Instruction: Write out all of the records precisely. Skip anything that is a picture.

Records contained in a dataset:

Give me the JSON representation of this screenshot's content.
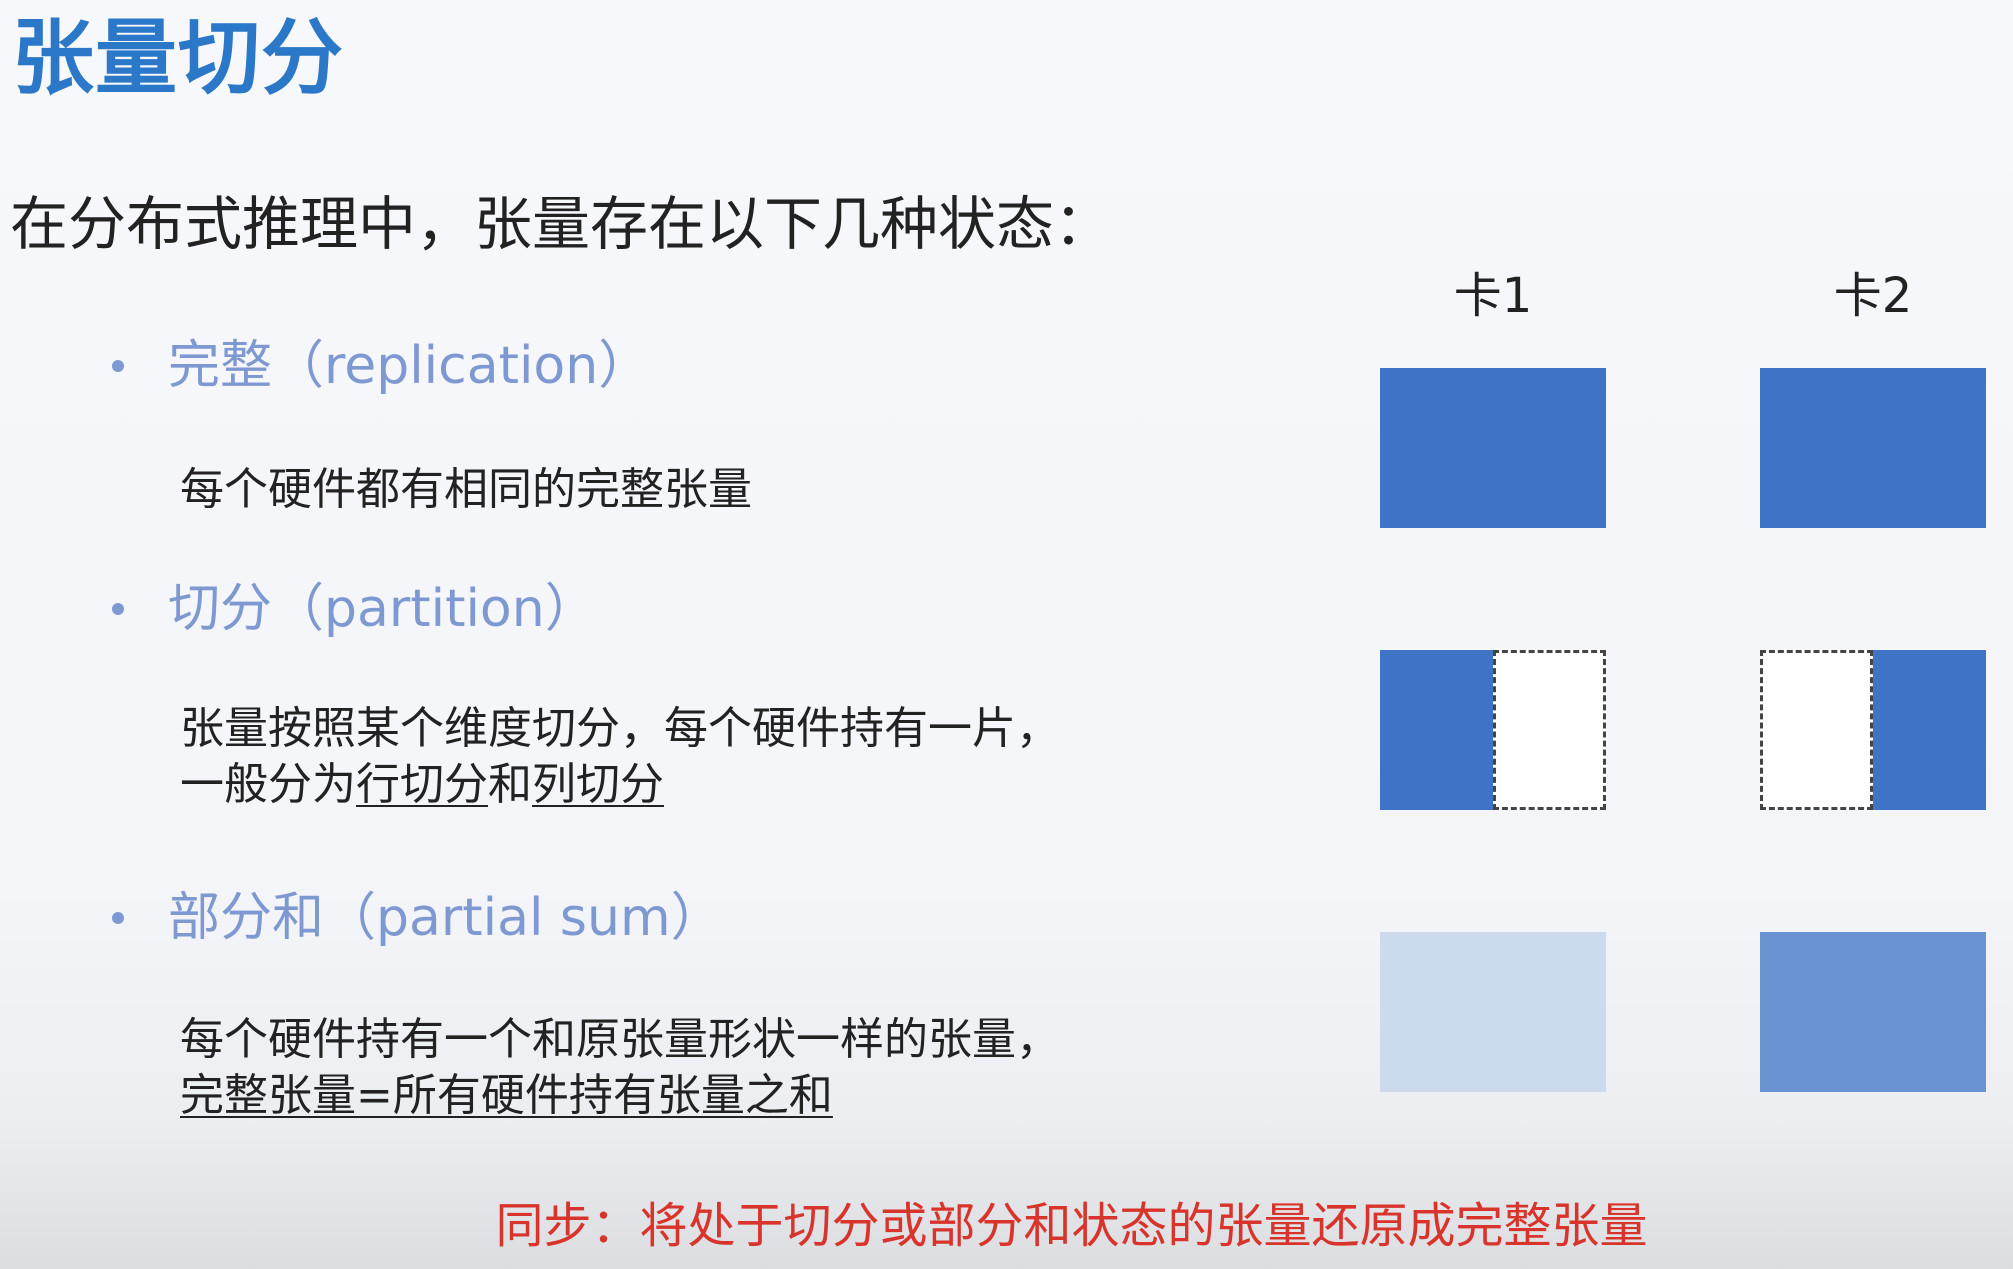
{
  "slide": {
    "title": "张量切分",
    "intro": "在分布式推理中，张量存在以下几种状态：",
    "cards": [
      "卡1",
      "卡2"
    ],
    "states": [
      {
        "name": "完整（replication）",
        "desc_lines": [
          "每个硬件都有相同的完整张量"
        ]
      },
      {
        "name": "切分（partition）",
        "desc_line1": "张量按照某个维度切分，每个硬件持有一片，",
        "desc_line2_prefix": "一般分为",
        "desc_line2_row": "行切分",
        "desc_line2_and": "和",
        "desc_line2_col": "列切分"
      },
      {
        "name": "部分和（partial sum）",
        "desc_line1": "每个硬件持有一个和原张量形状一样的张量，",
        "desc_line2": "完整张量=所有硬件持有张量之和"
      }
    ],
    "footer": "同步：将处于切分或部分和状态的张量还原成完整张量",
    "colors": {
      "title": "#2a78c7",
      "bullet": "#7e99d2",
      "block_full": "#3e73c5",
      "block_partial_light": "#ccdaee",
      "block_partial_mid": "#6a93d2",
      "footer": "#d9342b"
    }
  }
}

Output:
Give me the JSON representation of this screenshot's content.
{
  "slide": {
    "title": "张量切分",
    "intro": "在分布式推理中，张量存在以下几种状态：",
    "cards": [
      "卡1",
      "卡2"
    ],
    "states": [
      {
        "name": "完整（replication）",
        "desc_lines": [
          "每个硬件都有相同的完整张量"
        ]
      },
      {
        "name": "切分（partition）",
        "desc_line1": "张量按照某个维度切分，每个硬件持有一片，",
        "desc_line2_prefix": "一般分为",
        "desc_line2_row": "行切分",
        "desc_line2_and": "和",
        "desc_line2_col": "列切分"
      },
      {
        "name": "部分和（partial sum）",
        "desc_line1": "每个硬件持有一个和原张量形状一样的张量，",
        "desc_line2": "完整张量=所有硬件持有张量之和"
      }
    ],
    "footer": "同步：将处于切分或部分和状态的张量还原成完整张量",
    "colors": {
      "title": "#2a78c7",
      "bullet": "#7e99d2",
      "block_full": "#3e73c5",
      "block_partial_light": "#ccdaee",
      "block_partial_mid": "#6a93d2",
      "footer": "#d9342b"
    }
  }
}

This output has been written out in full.